In the material below, find each line holding the string "image" and copy it.

(Collected data)
· · · · · · ·
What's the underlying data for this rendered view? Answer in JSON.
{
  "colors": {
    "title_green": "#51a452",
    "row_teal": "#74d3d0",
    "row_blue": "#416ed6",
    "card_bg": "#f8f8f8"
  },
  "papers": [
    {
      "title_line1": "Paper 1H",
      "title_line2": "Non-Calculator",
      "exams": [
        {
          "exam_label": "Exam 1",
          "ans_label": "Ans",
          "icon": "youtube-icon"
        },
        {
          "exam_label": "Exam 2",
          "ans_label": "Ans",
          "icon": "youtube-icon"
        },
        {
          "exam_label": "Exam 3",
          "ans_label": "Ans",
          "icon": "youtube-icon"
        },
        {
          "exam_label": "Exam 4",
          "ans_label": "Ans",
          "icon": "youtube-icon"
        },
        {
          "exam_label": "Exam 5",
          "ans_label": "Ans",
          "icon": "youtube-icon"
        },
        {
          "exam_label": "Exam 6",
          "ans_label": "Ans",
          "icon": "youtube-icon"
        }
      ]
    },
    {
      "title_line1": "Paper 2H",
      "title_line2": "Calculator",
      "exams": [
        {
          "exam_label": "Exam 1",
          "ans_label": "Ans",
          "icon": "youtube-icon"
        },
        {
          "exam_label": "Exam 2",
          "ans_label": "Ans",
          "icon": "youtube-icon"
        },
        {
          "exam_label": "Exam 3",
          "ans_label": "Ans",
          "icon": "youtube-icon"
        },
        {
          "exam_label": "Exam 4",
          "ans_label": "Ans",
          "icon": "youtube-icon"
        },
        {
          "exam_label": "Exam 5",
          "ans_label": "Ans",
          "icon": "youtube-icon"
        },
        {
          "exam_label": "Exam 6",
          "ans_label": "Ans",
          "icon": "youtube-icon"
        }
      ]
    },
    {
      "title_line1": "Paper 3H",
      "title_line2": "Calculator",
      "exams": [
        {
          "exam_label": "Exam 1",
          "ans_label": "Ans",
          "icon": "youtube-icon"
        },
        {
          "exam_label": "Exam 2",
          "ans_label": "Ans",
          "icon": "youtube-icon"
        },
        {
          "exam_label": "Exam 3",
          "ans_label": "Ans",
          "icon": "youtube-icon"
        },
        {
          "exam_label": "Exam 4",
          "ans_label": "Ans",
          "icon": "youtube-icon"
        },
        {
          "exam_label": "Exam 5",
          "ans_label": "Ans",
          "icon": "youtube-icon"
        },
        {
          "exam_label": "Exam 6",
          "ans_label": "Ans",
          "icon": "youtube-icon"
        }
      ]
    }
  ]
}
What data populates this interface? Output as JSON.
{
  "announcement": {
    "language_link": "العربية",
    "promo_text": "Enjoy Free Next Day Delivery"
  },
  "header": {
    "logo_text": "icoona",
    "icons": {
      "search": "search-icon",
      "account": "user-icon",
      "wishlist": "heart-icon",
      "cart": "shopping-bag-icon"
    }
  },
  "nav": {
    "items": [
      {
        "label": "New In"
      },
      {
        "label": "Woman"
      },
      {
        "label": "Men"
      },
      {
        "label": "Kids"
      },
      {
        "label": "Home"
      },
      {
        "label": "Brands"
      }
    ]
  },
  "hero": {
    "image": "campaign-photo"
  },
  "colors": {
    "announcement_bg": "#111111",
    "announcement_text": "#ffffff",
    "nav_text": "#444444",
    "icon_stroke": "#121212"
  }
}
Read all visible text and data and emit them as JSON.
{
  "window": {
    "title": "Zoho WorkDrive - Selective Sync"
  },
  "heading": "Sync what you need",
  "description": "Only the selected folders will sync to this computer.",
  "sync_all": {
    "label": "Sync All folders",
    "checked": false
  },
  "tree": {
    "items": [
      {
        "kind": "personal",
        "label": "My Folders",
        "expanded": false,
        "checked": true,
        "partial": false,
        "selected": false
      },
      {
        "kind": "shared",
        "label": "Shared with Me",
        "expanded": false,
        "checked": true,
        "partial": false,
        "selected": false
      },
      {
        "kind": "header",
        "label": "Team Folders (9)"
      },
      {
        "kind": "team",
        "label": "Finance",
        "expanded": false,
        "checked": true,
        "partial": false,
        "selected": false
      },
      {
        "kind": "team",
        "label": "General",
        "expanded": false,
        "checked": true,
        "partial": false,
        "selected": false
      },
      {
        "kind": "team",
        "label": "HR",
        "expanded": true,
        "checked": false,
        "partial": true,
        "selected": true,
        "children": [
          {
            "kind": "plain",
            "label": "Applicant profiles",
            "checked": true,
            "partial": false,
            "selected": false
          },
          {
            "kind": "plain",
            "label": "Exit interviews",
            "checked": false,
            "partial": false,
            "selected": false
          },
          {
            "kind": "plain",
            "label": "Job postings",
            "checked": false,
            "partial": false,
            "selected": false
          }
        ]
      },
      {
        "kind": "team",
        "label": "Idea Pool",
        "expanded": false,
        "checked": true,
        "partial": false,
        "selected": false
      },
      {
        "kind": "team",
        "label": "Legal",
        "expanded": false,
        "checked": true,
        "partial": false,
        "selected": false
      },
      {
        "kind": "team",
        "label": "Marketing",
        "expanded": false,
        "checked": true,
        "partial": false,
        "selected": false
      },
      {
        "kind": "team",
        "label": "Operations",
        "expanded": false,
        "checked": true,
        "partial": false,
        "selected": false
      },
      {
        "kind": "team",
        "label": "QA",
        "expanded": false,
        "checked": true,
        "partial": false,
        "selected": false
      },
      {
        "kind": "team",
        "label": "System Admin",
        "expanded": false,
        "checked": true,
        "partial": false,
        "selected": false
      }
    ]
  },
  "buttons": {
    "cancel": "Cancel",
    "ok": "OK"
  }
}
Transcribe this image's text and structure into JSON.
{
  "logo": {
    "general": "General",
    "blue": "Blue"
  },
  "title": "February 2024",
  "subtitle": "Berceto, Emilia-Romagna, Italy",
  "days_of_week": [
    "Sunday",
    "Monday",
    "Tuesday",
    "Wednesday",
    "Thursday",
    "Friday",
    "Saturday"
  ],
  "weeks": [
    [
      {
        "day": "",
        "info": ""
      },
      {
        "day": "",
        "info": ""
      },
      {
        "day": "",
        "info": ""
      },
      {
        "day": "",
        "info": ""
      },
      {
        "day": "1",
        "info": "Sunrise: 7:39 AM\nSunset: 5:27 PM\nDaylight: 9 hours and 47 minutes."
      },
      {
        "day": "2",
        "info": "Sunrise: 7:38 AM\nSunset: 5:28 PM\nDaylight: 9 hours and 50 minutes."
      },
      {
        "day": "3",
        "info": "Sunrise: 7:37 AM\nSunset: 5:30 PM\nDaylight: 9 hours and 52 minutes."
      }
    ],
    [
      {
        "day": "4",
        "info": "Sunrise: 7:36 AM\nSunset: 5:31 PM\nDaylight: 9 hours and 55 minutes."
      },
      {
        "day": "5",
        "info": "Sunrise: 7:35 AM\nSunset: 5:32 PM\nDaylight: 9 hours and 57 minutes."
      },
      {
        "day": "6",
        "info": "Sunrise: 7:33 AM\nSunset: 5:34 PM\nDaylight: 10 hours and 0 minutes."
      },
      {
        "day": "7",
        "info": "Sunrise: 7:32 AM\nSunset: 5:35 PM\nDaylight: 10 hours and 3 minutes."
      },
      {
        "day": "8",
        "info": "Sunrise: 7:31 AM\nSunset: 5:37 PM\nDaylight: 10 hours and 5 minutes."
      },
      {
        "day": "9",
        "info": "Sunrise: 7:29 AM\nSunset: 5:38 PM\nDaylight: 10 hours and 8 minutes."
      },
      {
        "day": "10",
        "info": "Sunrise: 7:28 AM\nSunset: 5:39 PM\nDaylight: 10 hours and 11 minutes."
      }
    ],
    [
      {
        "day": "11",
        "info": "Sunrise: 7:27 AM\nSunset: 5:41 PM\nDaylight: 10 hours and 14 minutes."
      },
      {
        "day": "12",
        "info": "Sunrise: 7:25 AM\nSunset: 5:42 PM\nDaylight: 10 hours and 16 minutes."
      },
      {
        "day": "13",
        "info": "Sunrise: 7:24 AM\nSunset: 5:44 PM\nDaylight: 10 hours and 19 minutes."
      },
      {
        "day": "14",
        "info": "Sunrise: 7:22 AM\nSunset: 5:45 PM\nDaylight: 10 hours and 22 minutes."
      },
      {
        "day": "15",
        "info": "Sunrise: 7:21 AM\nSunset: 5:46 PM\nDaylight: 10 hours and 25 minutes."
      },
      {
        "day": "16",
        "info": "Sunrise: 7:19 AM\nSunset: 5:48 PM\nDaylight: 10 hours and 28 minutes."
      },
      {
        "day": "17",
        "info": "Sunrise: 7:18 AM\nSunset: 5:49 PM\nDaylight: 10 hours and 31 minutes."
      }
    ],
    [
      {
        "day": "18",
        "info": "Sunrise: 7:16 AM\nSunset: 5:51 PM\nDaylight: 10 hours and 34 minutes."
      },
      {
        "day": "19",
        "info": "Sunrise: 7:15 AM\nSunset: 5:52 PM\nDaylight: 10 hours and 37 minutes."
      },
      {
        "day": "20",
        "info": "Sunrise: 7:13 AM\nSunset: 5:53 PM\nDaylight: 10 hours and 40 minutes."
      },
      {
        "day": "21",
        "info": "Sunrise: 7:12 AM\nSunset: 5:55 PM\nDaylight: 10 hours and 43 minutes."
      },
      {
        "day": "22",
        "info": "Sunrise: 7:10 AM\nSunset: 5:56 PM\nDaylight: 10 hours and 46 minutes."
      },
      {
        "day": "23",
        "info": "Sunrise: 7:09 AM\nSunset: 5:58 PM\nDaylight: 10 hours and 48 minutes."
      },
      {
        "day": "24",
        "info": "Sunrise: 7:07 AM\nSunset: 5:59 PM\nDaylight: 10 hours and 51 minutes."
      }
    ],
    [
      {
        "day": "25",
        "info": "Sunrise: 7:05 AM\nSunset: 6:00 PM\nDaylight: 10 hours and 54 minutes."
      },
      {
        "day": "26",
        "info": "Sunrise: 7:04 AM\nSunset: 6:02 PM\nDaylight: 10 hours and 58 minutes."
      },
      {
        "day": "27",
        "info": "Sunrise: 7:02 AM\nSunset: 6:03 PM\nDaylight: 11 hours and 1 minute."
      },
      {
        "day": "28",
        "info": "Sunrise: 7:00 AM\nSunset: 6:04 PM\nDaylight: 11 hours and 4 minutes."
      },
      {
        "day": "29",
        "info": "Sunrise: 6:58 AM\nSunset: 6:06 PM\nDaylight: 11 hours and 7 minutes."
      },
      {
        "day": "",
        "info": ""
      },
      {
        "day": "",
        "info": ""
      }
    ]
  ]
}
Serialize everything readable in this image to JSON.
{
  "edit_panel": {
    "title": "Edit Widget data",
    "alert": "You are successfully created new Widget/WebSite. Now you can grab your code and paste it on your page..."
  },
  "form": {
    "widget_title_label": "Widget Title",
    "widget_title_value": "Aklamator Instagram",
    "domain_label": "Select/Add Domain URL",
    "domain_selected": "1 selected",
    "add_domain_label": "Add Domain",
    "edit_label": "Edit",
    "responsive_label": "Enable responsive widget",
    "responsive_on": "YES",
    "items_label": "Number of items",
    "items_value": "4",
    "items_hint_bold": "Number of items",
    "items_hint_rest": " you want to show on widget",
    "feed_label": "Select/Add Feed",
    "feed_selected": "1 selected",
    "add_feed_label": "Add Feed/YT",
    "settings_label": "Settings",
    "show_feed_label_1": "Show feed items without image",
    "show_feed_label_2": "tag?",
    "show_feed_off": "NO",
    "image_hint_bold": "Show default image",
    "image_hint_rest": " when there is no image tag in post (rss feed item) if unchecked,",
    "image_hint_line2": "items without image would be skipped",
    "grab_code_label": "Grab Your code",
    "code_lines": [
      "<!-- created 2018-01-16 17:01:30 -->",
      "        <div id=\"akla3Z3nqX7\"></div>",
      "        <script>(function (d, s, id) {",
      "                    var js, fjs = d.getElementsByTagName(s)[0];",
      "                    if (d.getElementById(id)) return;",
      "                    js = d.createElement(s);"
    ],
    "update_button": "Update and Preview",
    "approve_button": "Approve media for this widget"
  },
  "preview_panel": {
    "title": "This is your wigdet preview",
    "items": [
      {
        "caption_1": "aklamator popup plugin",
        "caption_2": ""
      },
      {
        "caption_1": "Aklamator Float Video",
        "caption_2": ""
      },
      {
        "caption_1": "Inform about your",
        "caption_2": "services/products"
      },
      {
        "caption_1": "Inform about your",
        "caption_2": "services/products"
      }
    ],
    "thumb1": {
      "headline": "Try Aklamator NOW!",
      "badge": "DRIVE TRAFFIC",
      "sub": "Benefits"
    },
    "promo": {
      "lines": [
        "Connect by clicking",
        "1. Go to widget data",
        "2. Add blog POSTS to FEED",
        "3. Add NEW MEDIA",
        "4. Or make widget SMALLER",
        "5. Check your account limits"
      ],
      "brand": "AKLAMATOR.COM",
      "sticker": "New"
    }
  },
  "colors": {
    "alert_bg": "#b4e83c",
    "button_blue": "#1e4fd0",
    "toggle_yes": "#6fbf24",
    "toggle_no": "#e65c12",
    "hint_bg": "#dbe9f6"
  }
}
· · · · · · ·
# [Solution to this problem]
    "image": "campaign-photo"
Transcribe this image's text and structure into JSON.
Serialize everything readable in this image to JSON.
    "show_feed_label_1": "Show feed items without image",
    "image_hint_bold": "Show default image",
    "image_hint_rest": " when there is no image tag in post (rss feed item) if unchecked,",
    "image_hint_line2": "items without image would be skipped",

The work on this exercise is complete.